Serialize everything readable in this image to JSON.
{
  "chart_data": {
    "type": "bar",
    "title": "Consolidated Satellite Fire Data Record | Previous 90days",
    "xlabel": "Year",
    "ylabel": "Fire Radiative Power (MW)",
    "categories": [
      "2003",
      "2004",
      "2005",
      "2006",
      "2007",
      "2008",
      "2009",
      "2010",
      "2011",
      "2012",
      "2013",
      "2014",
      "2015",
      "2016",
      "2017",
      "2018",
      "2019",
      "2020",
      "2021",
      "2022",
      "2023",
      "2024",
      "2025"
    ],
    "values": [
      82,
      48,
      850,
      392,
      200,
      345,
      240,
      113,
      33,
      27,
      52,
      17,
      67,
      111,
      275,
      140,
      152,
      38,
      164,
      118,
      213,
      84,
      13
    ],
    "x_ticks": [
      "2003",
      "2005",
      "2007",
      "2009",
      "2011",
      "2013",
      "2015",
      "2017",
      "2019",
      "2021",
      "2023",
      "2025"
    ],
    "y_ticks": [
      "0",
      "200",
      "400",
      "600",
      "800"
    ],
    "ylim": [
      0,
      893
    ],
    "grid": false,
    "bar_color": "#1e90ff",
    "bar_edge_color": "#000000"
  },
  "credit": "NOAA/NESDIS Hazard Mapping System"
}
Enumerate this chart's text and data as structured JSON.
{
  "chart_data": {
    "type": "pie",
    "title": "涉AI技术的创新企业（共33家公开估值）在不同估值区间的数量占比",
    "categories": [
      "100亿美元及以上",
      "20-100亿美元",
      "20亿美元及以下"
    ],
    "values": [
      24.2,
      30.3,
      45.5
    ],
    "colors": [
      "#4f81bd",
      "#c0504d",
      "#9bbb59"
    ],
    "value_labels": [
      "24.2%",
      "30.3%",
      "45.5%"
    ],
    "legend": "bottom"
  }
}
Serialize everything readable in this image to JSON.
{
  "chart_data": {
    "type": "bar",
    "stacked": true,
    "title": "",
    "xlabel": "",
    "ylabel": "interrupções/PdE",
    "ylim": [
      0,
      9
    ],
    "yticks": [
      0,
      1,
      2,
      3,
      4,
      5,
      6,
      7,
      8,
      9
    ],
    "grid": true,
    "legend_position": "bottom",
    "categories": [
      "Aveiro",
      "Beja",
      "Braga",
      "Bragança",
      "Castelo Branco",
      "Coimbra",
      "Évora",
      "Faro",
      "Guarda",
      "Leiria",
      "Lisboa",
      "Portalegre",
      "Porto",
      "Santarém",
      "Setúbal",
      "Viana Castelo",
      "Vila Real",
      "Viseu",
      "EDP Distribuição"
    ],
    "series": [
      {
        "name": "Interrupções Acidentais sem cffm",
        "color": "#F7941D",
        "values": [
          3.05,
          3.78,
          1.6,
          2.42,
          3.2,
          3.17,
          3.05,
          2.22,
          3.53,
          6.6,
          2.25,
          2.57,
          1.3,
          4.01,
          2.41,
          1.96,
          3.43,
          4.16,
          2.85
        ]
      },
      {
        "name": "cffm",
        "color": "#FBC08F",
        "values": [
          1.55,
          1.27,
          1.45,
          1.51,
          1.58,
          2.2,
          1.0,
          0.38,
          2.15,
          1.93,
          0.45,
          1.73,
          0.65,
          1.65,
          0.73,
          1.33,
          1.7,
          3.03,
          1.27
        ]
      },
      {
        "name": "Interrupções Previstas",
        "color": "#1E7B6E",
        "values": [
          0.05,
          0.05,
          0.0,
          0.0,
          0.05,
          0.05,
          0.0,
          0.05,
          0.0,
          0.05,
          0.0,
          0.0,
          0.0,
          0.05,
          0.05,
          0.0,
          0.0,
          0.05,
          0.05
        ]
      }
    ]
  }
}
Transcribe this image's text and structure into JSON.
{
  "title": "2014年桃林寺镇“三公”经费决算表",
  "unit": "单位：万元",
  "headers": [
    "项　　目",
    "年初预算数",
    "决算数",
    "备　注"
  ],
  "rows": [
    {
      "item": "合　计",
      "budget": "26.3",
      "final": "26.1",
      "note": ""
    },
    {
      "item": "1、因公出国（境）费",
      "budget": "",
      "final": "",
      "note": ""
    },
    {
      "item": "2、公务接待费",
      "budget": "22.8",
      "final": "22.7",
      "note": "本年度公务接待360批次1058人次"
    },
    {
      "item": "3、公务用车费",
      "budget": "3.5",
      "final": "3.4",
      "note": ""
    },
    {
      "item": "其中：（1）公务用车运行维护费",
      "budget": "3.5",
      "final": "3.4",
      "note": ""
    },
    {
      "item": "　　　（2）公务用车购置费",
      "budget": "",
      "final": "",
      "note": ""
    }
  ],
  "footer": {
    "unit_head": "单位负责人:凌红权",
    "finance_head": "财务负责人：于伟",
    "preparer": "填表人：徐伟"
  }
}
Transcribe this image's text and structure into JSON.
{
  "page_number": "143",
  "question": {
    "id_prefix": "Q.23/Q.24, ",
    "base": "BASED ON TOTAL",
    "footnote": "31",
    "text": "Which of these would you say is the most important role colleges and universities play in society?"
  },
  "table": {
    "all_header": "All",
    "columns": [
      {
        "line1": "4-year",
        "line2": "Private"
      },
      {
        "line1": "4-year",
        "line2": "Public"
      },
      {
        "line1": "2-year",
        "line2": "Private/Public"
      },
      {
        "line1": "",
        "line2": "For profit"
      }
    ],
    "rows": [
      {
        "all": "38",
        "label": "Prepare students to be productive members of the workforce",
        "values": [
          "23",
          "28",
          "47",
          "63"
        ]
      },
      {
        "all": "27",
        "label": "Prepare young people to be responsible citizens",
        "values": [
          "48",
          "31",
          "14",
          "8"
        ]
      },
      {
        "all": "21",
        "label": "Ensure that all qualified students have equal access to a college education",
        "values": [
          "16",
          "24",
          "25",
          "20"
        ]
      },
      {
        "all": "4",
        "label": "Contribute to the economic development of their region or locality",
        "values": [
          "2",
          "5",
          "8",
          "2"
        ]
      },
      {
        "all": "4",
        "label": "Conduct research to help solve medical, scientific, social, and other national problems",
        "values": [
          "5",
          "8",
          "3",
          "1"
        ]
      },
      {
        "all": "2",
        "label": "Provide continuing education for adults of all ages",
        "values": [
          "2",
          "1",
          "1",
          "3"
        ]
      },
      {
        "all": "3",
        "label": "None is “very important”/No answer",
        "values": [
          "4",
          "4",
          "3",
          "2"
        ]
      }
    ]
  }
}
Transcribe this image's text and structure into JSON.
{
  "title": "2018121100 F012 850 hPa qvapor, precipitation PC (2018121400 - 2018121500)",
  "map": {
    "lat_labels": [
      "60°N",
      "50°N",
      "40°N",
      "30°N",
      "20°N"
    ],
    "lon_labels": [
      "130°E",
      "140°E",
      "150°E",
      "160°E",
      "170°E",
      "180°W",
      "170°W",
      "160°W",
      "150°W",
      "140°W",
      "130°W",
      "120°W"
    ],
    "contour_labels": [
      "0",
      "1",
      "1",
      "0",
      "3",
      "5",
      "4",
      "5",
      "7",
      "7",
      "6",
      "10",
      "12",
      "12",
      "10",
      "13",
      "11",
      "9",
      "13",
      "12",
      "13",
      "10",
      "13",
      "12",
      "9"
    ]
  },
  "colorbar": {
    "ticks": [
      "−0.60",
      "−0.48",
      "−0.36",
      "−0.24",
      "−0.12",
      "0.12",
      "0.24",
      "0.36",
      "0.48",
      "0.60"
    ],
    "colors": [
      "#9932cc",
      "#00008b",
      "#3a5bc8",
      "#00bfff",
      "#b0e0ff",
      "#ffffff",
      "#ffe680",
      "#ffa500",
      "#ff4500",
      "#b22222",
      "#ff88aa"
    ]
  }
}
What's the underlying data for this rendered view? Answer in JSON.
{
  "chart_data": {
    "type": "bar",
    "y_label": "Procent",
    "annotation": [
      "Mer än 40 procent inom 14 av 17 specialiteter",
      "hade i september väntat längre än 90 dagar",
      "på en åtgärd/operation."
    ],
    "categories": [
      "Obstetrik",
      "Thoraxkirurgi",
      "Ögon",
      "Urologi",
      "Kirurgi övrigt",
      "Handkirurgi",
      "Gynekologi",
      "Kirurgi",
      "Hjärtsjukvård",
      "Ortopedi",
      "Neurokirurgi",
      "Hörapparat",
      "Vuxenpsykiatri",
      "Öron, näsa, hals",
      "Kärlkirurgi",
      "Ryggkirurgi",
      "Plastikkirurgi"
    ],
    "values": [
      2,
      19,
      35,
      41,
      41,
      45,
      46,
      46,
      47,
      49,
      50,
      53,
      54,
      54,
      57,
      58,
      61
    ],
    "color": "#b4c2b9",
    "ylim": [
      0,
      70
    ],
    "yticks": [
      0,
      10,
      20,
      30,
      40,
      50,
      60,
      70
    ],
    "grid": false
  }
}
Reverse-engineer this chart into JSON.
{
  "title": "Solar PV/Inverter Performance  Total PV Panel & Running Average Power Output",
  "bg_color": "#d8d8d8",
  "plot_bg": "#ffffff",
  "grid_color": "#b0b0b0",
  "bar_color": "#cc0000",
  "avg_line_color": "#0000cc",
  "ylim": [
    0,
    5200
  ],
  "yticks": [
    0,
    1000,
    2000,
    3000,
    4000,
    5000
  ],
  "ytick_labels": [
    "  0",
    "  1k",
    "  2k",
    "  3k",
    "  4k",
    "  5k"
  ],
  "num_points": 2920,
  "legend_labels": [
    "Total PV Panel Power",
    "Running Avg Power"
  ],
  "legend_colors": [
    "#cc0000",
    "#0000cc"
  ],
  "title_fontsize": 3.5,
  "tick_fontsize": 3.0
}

= = = =

* WRITTEN EXERCISE: Word for word, quote the lines from the line containing "Reverse-engineer this chart into JSON." through the end of the material, both included, and nothing else.

* SOLVED EXERCISE:
Reverse-engineer this chart into JSON.
{
  "title": "Solar PV/Inverter Performance  Total PV Panel & Running Average Power Output",
  "bg_color": "#d8d8d8",
  "plot_bg": "#ffffff",
  "grid_color": "#b0b0b0",
  "bar_color": "#cc0000",
  "avg_line_color": "#0000cc",
  "ylim": [
    0,
    5200
  ],
  "yticks": [
    0,
    1000,
    2000,
    3000,
    4000,
    5000
  ],
  "ytick_labels": [
    "  0",
    "  1k",
    "  2k",
    "  3k",
    "  4k",
    "  5k"
  ],
  "num_points": 2920,
  "legend_labels": [
    "Total PV Panel Power",
    "Running Avg Power"
  ],
  "legend_colors": [
    "#cc0000",
    "#0000cc"
  ],
  "title_fontsize": 3.5,
  "tick_fontsize": 3.0
}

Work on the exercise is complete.